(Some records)
------------------------------------
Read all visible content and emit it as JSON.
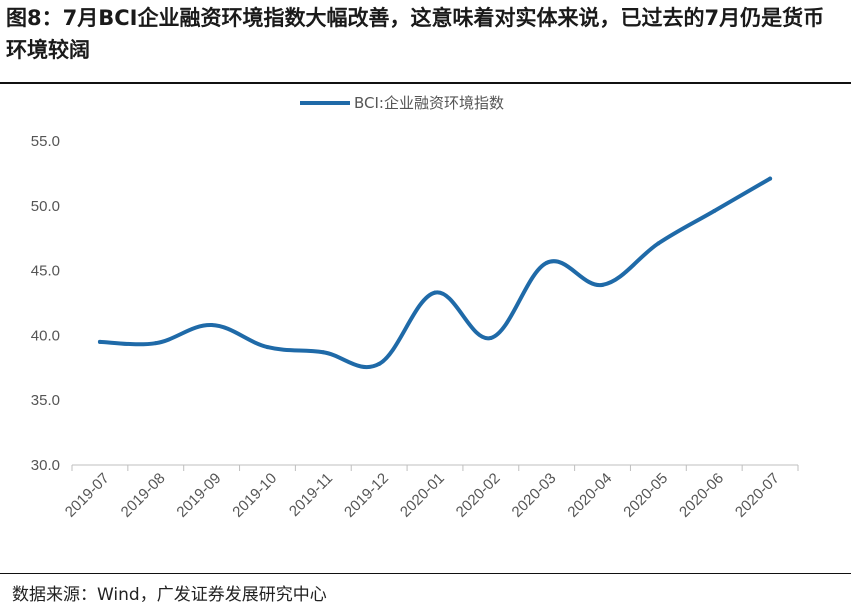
{
  "title": "图8：7月BCI企业融资环境指数大幅改善，这意味着对实体来说，已过去的7月仍是货币环境较阔",
  "source": "数据来源：Wind，广发证券发展研究中心",
  "colors": {
    "line": "#1f6aa8",
    "axis": "#bfbfbf",
    "tick_text": "#555555"
  },
  "chart_data": {
    "type": "line",
    "title": "图8：7月BCI企业融资环境指数大幅改善，这意味着对实体来说，已过去的7月仍是货币环境较阔",
    "xlabel": "",
    "ylabel": "",
    "ylim": [
      30.0,
      55.0
    ],
    "yticks": [
      "30.0",
      "35.0",
      "40.0",
      "45.0",
      "50.0",
      "55.0"
    ],
    "grid": false,
    "legend_position": "top-center",
    "categories": [
      "2019-07",
      "2019-08",
      "2019-09",
      "2019-10",
      "2019-11",
      "2019-12",
      "2020-01",
      "2020-02",
      "2020-03",
      "2020-04",
      "2020-05",
      "2020-06",
      "2020-07"
    ],
    "series": [
      {
        "name": "BCI:企业融资环境指数",
        "values": [
          39.5,
          39.4,
          40.8,
          39.1,
          38.7,
          37.8,
          43.3,
          39.8,
          45.6,
          43.9,
          47.1,
          49.6,
          52.1
        ]
      }
    ]
  }
}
------------------------------------
Copy out all of the material exactly as written, without its pictures.

Read all visible content and emit it as JSON.
{
  "title": "图8：7月BCI企业融资环境指数大幅改善，这意味着对实体来说，已过去的7月仍是货币环境较阔",
  "source": "数据来源：Wind，广发证券发展研究中心",
  "colors": {
    "line": "#1f6aa8",
    "axis": "#bfbfbf",
    "tick_text": "#555555"
  },
  "chart_data": {
    "type": "line",
    "title": "图8：7月BCI企业融资环境指数大幅改善，这意味着对实体来说，已过去的7月仍是货币环境较阔",
    "xlabel": "",
    "ylabel": "",
    "ylim": [
      30.0,
      55.0
    ],
    "yticks": [
      "30.0",
      "35.0",
      "40.0",
      "45.0",
      "50.0",
      "55.0"
    ],
    "grid": false,
    "legend_position": "top-center",
    "categories": [
      "2019-07",
      "2019-08",
      "2019-09",
      "2019-10",
      "2019-11",
      "2019-12",
      "2020-01",
      "2020-02",
      "2020-03",
      "2020-04",
      "2020-05",
      "2020-06",
      "2020-07"
    ],
    "series": [
      {
        "name": "BCI:企业融资环境指数",
        "values": [
          39.5,
          39.4,
          40.8,
          39.1,
          38.7,
          37.8,
          43.3,
          39.8,
          45.6,
          43.9,
          47.1,
          49.6,
          52.1
        ]
      }
    ]
  }
}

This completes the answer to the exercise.